**AIM**
Repeat each entry in full, exactly.

**PROVIDED RECORDS**
════
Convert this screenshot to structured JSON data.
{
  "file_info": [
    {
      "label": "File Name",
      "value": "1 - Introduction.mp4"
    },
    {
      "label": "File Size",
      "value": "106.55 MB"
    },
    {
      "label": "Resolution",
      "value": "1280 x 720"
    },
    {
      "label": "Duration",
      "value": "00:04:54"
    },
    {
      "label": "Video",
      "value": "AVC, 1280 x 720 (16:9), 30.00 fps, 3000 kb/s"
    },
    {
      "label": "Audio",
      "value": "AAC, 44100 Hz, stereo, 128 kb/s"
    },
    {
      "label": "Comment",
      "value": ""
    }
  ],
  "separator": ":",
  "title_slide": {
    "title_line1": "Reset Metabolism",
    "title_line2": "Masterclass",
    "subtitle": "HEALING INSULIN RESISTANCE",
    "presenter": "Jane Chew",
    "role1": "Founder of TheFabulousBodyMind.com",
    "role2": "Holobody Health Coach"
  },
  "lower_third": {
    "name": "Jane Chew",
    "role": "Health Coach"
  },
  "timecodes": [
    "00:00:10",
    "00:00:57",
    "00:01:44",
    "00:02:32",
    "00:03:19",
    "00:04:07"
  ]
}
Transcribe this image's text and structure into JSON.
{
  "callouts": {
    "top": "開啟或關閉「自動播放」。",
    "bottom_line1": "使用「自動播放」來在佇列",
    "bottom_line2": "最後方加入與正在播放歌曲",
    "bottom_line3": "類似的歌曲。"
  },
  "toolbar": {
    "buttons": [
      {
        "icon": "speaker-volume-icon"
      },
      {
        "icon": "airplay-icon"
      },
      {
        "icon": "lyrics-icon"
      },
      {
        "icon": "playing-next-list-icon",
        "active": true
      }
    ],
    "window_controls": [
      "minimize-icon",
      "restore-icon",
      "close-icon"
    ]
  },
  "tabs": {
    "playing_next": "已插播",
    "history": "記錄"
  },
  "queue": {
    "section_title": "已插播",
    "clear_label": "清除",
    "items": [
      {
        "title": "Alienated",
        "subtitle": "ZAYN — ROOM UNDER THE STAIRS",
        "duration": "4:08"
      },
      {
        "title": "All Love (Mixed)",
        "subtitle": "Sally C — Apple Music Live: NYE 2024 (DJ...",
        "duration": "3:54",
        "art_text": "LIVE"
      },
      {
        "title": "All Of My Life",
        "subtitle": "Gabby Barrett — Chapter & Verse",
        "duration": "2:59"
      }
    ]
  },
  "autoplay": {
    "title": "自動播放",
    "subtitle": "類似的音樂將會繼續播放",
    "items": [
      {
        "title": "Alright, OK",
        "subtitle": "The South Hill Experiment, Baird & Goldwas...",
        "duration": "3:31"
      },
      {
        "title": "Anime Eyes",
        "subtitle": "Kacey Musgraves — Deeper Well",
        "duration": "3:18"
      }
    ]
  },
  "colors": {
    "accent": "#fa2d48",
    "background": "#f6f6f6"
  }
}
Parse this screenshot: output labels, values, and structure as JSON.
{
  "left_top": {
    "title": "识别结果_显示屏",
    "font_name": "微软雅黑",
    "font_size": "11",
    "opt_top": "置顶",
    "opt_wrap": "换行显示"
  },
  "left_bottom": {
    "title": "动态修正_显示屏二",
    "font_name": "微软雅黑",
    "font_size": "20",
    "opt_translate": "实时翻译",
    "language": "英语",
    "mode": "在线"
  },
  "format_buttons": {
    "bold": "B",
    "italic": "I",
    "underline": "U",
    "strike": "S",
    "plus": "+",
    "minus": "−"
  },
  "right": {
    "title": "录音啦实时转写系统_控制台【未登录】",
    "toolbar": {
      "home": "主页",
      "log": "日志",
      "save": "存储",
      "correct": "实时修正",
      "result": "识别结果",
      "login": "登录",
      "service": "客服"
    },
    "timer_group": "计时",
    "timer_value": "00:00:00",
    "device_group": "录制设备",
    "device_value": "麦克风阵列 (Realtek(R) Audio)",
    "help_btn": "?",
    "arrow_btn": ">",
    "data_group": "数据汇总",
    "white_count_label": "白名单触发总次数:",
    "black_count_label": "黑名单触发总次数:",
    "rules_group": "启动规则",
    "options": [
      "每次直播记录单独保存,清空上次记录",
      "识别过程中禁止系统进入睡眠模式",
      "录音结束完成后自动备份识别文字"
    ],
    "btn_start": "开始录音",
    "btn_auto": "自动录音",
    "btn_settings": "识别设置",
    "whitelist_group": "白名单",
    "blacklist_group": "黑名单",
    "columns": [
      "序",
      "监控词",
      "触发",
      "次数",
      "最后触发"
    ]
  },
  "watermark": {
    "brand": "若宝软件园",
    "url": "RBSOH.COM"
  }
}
════
**RESPONSE TO THIS EXERCISE**
Convert this screenshot to structured JSON data.
{
  "file_info": [
    {
      "label": "File Name",
      "value": "1 - Introduction.mp4"
    },
    {
      "label": "File Size",
      "value": "106.55 MB"
    },
    {
      "label": "Resolution",
      "value": "1280 x 720"
    },
    {
      "label": "Duration",
      "value": "00:04:54"
    },
    {
      "label": "Video",
      "value": "AVC, 1280 x 720 (16:9), 30.00 fps, 3000 kb/s"
    },
    {
      "label": "Audio",
      "value": "AAC, 44100 Hz, stereo, 128 kb/s"
    },
    {
      "label": "Comment",
      "value": ""
    }
  ],
  "separator": ":",
  "title_slide": {
    "title_line1": "Reset Metabolism",
    "title_line2": "Masterclass",
    "subtitle": "HEALING INSULIN RESISTANCE",
    "presenter": "Jane Chew",
    "role1": "Founder of TheFabulousBodyMind.com",
    "role2": "Holobody Health Coach"
  },
  "lower_third": {
    "name": "Jane Chew",
    "role": "Health Coach"
  },
  "timecodes": [
    "00:00:10",
    "00:00:57",
    "00:01:44",
    "00:02:32",
    "00:03:19",
    "00:04:07"
  ]
}
Transcribe this image's text and structure into JSON.
{
  "callouts": {
    "top": "開啟或關閉「自動播放」。",
    "bottom_line1": "使用「自動播放」來在佇列",
    "bottom_line2": "最後方加入與正在播放歌曲",
    "bottom_line3": "類似的歌曲。"
  },
  "toolbar": {
    "buttons": [
      {
        "icon": "speaker-volume-icon"
      },
      {
        "icon": "airplay-icon"
      },
      {
        "icon": "lyrics-icon"
      },
      {
        "icon": "playing-next-list-icon",
        "active": true
      }
    ],
    "window_controls": [
      "minimize-icon",
      "restore-icon",
      "close-icon"
    ]
  },
  "tabs": {
    "playing_next": "已插播",
    "history": "記錄"
  },
  "queue": {
    "section_title": "已插播",
    "clear_label": "清除",
    "items": [
      {
        "title": "Alienated",
        "subtitle": "ZAYN — ROOM UNDER THE STAIRS",
        "duration": "4:08"
      },
      {
        "title": "All Love (Mixed)",
        "subtitle": "Sally C — Apple Music Live: NYE 2024 (DJ...",
        "duration": "3:54",
        "art_text": "LIVE"
      },
      {
        "title": "All Of My Life",
        "subtitle": "Gabby Barrett — Chapter & Verse",
        "duration": "2:59"
      }
    ]
  },
  "autoplay": {
    "title": "自動播放",
    "subtitle": "類似的音樂將會繼續播放",
    "items": [
      {
        "title": "Alright, OK",
        "subtitle": "The South Hill Experiment, Baird & Goldwas...",
        "duration": "3:31"
      },
      {
        "title": "Anime Eyes",
        "subtitle": "Kacey Musgraves — Deeper Well",
        "duration": "3:18"
      }
    ]
  },
  "colors": {
    "accent": "#fa2d48",
    "background": "#f6f6f6"
  }
}
Parse this screenshot: output labels, values, and structure as JSON.
{
  "left_top": {
    "title": "识别结果_显示屏",
    "font_name": "微软雅黑",
    "font_size": "11",
    "opt_top": "置顶",
    "opt_wrap": "换行显示"
  },
  "left_bottom": {
    "title": "动态修正_显示屏二",
    "font_name": "微软雅黑",
    "font_size": "20",
    "opt_translate": "实时翻译",
    "language": "英语",
    "mode": "在线"
  },
  "format_buttons": {
    "bold": "B",
    "italic": "I",
    "underline": "U",
    "strike": "S",
    "plus": "+",
    "minus": "−"
  },
  "right": {
    "title": "录音啦实时转写系统_控制台【未登录】",
    "toolbar": {
      "home": "主页",
      "log": "日志",
      "save": "存储",
      "correct": "实时修正",
      "result": "识别结果",
      "login": "登录",
      "service": "客服"
    },
    "timer_group": "计时",
    "timer_value": "00:00:00",
    "device_group": "录制设备",
    "device_value": "麦克风阵列 (Realtek(R) Audio)",
    "help_btn": "?",
    "arrow_btn": ">",
    "data_group": "数据汇总",
    "white_count_label": "白名单触发总次数:",
    "black_count_label": "黑名单触发总次数:",
    "rules_group": "启动规则",
    "options": [
      "每次直播记录单独保存,清空上次记录",
      "识别过程中禁止系统进入睡眠模式",
      "录音结束完成后自动备份识别文字"
    ],
    "btn_start": "开始录音",
    "btn_auto": "自动录音",
    "btn_settings": "识别设置",
    "whitelist_group": "白名单",
    "blacklist_group": "黑名单",
    "columns": [
      "序",
      "监控词",
      "触发",
      "次数",
      "最后触发"
    ]
  },
  "watermark": {
    "brand": "若宝软件园",
    "url": "RBSOH.COM"
  }
}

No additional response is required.